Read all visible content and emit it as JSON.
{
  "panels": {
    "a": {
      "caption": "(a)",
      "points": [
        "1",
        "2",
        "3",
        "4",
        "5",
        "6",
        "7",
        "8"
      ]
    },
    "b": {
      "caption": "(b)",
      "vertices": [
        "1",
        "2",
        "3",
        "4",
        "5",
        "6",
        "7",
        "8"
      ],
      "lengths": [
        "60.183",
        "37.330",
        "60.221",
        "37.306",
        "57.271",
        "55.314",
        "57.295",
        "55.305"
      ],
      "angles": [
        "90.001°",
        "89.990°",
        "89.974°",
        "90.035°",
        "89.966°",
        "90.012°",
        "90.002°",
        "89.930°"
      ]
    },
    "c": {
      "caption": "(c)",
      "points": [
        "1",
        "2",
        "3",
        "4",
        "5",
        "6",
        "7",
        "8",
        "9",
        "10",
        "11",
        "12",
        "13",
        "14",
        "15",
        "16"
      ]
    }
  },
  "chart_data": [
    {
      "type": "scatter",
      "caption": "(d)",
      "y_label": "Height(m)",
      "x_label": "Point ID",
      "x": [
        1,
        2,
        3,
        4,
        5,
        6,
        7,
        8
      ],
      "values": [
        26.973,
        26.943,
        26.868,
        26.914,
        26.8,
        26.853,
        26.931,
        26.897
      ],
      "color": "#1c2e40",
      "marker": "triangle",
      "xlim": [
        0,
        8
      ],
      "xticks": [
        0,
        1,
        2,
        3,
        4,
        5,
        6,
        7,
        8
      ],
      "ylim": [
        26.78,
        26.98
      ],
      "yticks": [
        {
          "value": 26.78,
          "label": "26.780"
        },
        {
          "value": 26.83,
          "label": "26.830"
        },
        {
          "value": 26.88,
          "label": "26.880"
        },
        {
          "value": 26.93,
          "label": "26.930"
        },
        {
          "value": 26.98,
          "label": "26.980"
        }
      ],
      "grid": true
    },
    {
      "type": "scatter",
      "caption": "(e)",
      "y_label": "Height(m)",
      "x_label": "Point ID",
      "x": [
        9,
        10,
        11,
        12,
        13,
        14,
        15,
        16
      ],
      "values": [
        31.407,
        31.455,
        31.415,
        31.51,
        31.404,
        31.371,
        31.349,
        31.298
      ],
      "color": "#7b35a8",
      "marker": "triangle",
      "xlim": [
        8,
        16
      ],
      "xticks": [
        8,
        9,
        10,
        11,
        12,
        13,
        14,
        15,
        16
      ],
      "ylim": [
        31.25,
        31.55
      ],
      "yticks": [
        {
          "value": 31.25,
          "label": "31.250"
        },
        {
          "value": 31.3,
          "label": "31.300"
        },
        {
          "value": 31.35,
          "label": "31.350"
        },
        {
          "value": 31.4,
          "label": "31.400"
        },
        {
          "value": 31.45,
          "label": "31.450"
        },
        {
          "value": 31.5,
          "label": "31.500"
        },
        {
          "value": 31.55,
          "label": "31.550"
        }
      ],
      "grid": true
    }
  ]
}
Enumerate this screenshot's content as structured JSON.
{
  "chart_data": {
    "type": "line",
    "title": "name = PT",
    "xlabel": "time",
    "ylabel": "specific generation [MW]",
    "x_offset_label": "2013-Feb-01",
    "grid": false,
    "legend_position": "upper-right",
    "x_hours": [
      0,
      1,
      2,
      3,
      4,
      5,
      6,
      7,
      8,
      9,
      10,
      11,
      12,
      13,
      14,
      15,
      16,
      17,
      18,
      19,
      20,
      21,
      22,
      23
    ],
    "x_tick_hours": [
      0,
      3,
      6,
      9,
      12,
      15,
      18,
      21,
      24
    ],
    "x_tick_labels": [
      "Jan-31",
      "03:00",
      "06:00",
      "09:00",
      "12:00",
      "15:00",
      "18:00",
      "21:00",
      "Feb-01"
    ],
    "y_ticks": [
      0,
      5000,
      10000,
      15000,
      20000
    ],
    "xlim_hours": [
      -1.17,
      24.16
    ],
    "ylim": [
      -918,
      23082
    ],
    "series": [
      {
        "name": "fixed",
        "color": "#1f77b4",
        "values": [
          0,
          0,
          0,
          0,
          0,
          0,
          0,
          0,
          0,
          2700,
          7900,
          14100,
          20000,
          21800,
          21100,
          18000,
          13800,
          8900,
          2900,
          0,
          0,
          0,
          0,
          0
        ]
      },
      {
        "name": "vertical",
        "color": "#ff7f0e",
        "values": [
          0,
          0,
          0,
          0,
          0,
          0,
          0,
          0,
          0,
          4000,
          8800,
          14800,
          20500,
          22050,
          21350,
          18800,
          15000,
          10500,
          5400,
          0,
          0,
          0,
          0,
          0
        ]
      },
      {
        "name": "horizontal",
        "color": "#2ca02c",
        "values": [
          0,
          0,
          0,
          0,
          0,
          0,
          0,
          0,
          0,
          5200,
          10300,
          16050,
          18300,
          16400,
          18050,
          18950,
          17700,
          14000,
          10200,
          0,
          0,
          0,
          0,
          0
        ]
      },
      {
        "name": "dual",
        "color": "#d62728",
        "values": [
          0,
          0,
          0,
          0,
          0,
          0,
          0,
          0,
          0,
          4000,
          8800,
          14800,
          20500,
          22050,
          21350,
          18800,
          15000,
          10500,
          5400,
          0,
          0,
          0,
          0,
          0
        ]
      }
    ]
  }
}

* * *

[Goal of the exercise]
Restate the whole listing exactly.

[Result of this exercise]
Read all visible content and emit it as JSON.
{
  "panels": {
    "a": {
      "caption": "(a)",
      "points": [
        "1",
        "2",
        "3",
        "4",
        "5",
        "6",
        "7",
        "8"
      ]
    },
    "b": {
      "caption": "(b)",
      "vertices": [
        "1",
        "2",
        "3",
        "4",
        "5",
        "6",
        "7",
        "8"
      ],
      "lengths": [
        "60.183",
        "37.330",
        "60.221",
        "37.306",
        "57.271",
        "55.314",
        "57.295",
        "55.305"
      ],
      "angles": [
        "90.001°",
        "89.990°",
        "89.974°",
        "90.035°",
        "89.966°",
        "90.012°",
        "90.002°",
        "89.930°"
      ]
    },
    "c": {
      "caption": "(c)",
      "points": [
        "1",
        "2",
        "3",
        "4",
        "5",
        "6",
        "7",
        "8",
        "9",
        "10",
        "11",
        "12",
        "13",
        "14",
        "15",
        "16"
      ]
    }
  },
  "chart_data": [
    {
      "type": "scatter",
      "caption": "(d)",
      "y_label": "Height(m)",
      "x_label": "Point ID",
      "x": [
        1,
        2,
        3,
        4,
        5,
        6,
        7,
        8
      ],
      "values": [
        26.973,
        26.943,
        26.868,
        26.914,
        26.8,
        26.853,
        26.931,
        26.897
      ],
      "color": "#1c2e40",
      "marker": "triangle",
      "xlim": [
        0,
        8
      ],
      "xticks": [
        0,
        1,
        2,
        3,
        4,
        5,
        6,
        7,
        8
      ],
      "ylim": [
        26.78,
        26.98
      ],
      "yticks": [
        {
          "value": 26.78,
          "label": "26.780"
        },
        {
          "value": 26.83,
          "label": "26.830"
        },
        {
          "value": 26.88,
          "label": "26.880"
        },
        {
          "value": 26.93,
          "label": "26.930"
        },
        {
          "value": 26.98,
          "label": "26.980"
        }
      ],
      "grid": true
    },
    {
      "type": "scatter",
      "caption": "(e)",
      "y_label": "Height(m)",
      "x_label": "Point ID",
      "x": [
        9,
        10,
        11,
        12,
        13,
        14,
        15,
        16
      ],
      "values": [
        31.407,
        31.455,
        31.415,
        31.51,
        31.404,
        31.371,
        31.349,
        31.298
      ],
      "color": "#7b35a8",
      "marker": "triangle",
      "xlim": [
        8,
        16
      ],
      "xticks": [
        8,
        9,
        10,
        11,
        12,
        13,
        14,
        15,
        16
      ],
      "ylim": [
        31.25,
        31.55
      ],
      "yticks": [
        {
          "value": 31.25,
          "label": "31.250"
        },
        {
          "value": 31.3,
          "label": "31.300"
        },
        {
          "value": 31.35,
          "label": "31.350"
        },
        {
          "value": 31.4,
          "label": "31.400"
        },
        {
          "value": 31.45,
          "label": "31.450"
        },
        {
          "value": 31.5,
          "label": "31.500"
        },
        {
          "value": 31.55,
          "label": "31.550"
        }
      ],
      "grid": true
    }
  ]
}
Enumerate this screenshot's content as structured JSON.
{
  "chart_data": {
    "type": "line",
    "title": "name = PT",
    "xlabel": "time",
    "ylabel": "specific generation [MW]",
    "x_offset_label": "2013-Feb-01",
    "grid": false,
    "legend_position": "upper-right",
    "x_hours": [
      0,
      1,
      2,
      3,
      4,
      5,
      6,
      7,
      8,
      9,
      10,
      11,
      12,
      13,
      14,
      15,
      16,
      17,
      18,
      19,
      20,
      21,
      22,
      23
    ],
    "x_tick_hours": [
      0,
      3,
      6,
      9,
      12,
      15,
      18,
      21,
      24
    ],
    "x_tick_labels": [
      "Jan-31",
      "03:00",
      "06:00",
      "09:00",
      "12:00",
      "15:00",
      "18:00",
      "21:00",
      "Feb-01"
    ],
    "y_ticks": [
      0,
      5000,
      10000,
      15000,
      20000
    ],
    "xlim_hours": [
      -1.17,
      24.16
    ],
    "ylim": [
      -918,
      23082
    ],
    "series": [
      {
        "name": "fixed",
        "color": "#1f77b4",
        "values": [
          0,
          0,
          0,
          0,
          0,
          0,
          0,
          0,
          0,
          2700,
          7900,
          14100,
          20000,
          21800,
          21100,
          18000,
          13800,
          8900,
          2900,
          0,
          0,
          0,
          0,
          0
        ]
      },
      {
        "name": "vertical",
        "color": "#ff7f0e",
        "values": [
          0,
          0,
          0,
          0,
          0,
          0,
          0,
          0,
          0,
          4000,
          8800,
          14800,
          20500,
          22050,
          21350,
          18800,
          15000,
          10500,
          5400,
          0,
          0,
          0,
          0,
          0
        ]
      },
      {
        "name": "horizontal",
        "color": "#2ca02c",
        "values": [
          0,
          0,
          0,
          0,
          0,
          0,
          0,
          0,
          0,
          5200,
          10300,
          16050,
          18300,
          16400,
          18050,
          18950,
          17700,
          14000,
          10200,
          0,
          0,
          0,
          0,
          0
        ]
      },
      {
        "name": "dual",
        "color": "#d62728",
        "values": [
          0,
          0,
          0,
          0,
          0,
          0,
          0,
          0,
          0,
          4000,
          8800,
          14800,
          20500,
          22050,
          21350,
          18800,
          15000,
          10500,
          5400,
          0,
          0,
          0,
          0,
          0
        ]
      }
    ]
  }
}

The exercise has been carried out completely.